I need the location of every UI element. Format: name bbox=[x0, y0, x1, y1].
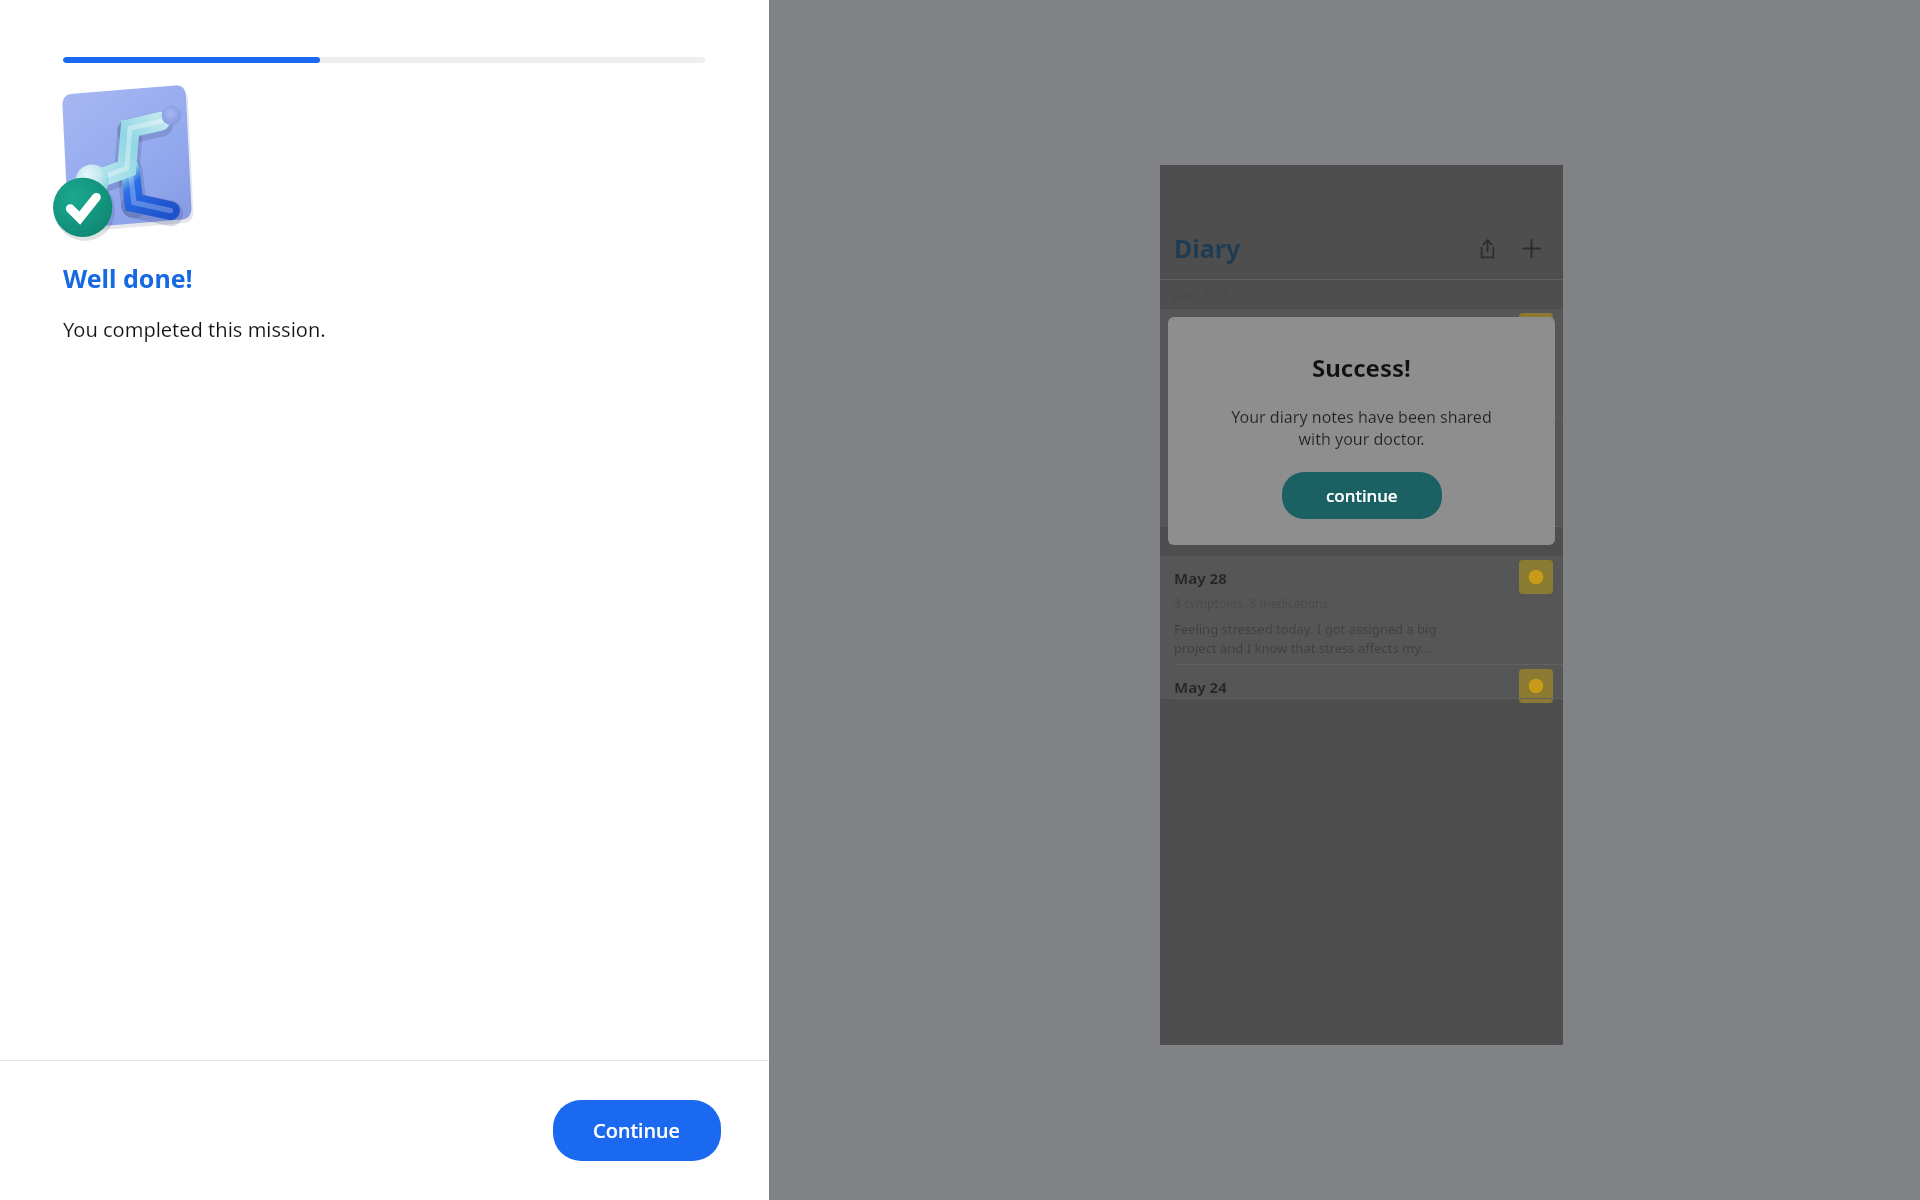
--
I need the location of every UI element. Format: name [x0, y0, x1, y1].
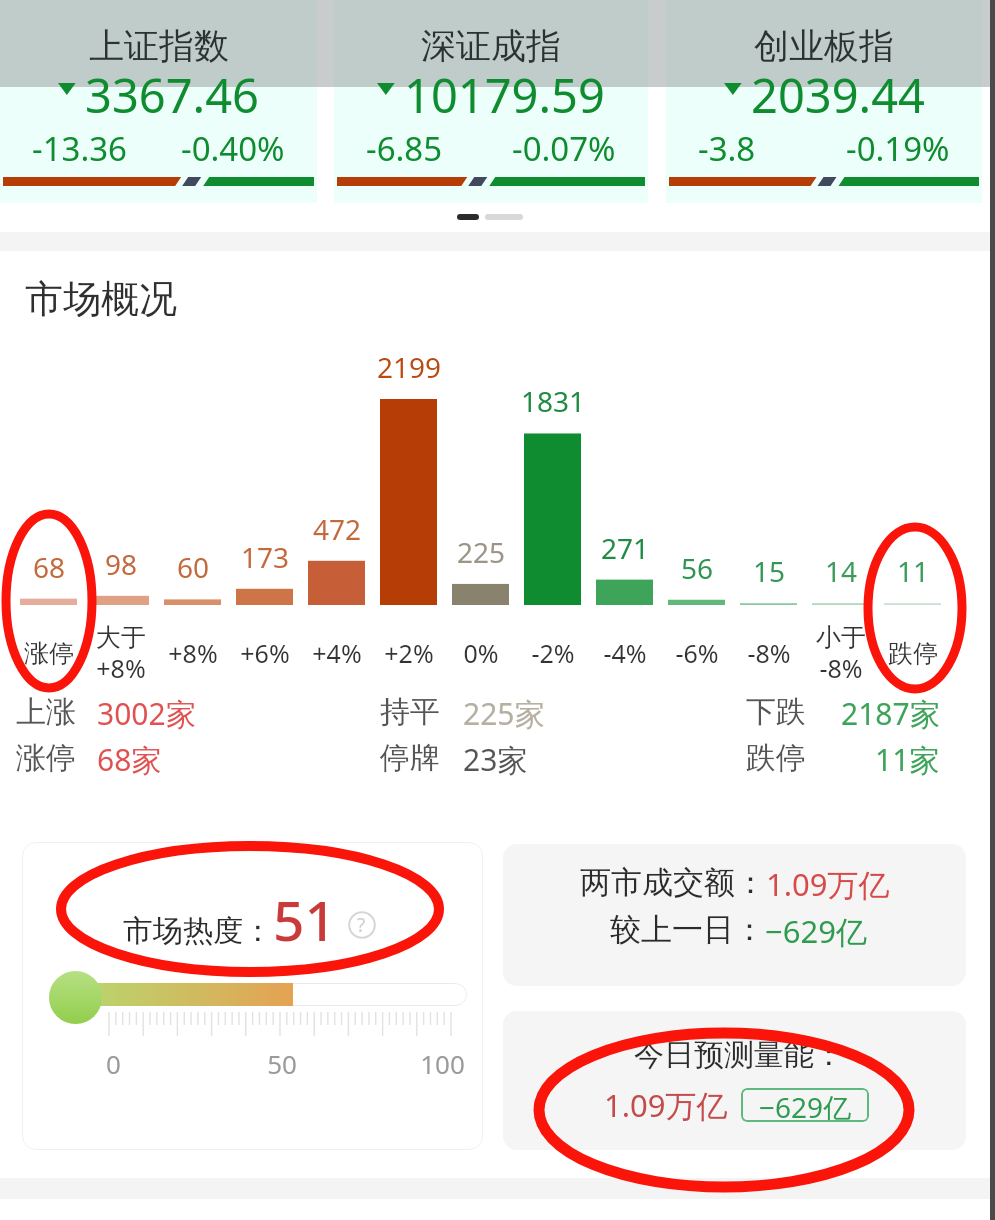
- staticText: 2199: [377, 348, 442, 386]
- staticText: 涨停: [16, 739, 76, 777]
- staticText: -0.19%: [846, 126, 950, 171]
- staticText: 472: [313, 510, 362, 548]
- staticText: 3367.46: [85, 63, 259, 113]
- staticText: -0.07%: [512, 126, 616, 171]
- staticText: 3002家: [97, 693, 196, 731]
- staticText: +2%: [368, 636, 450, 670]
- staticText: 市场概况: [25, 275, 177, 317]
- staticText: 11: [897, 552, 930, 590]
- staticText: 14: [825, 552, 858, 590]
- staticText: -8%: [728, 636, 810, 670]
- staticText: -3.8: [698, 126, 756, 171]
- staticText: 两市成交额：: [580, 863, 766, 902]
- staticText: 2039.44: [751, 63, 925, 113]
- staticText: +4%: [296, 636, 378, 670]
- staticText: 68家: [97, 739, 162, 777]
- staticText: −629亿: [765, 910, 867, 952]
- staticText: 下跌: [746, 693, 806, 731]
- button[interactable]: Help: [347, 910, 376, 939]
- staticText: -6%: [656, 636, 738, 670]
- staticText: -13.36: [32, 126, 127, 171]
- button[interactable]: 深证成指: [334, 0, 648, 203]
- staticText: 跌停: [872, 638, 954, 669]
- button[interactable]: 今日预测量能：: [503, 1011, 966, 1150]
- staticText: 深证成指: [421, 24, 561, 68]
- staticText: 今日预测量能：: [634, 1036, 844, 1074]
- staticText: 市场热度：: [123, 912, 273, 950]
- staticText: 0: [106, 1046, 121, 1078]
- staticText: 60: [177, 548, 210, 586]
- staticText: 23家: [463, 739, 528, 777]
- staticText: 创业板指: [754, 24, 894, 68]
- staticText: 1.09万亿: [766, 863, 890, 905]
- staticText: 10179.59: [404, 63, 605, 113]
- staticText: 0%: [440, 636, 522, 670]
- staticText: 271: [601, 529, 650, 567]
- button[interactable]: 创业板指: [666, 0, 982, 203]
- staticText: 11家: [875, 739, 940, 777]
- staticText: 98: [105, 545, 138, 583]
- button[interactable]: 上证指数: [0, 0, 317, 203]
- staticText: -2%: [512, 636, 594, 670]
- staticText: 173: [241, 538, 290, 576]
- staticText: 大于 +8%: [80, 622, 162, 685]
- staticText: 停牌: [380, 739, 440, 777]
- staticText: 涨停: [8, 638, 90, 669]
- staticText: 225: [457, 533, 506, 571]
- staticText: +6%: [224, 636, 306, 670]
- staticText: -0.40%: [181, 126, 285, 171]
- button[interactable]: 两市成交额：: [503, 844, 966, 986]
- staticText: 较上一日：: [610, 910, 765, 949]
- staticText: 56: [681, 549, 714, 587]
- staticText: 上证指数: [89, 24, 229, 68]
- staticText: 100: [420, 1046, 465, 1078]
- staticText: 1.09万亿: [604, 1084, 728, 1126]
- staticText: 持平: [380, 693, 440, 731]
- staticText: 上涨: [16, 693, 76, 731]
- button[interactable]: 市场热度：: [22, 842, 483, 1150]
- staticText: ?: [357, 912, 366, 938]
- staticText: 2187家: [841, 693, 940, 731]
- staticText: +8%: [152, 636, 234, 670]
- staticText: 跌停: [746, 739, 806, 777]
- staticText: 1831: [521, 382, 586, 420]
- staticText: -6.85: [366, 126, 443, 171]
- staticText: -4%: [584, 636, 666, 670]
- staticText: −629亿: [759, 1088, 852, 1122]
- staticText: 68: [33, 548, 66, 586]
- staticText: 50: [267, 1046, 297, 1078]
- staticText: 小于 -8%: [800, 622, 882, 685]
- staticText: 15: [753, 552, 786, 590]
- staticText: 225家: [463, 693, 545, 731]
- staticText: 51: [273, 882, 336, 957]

WHAT NEEDS TO BE DONE. Edit the lines from the one containing "name [x0, y0, x1, y1]." through the one containing "- staticText: -0.07%: [512, 126, 616, 171]", changing "staticText" to "text" and leaving everything else untouched. Give only those lines, and leave the picture out.

WRITTEN SOLUTION.
I need the location of every UI element. Format: name [x0, y0, x1, y1].
- text: 2199: [377, 348, 442, 386]
- text: 涨停: [16, 739, 76, 777]
- text: -0.19%: [846, 126, 950, 171]
- text: 472: [313, 510, 362, 548]
- text: 3367.46: [85, 63, 259, 113]
- text: -0.07%: [512, 126, 616, 171]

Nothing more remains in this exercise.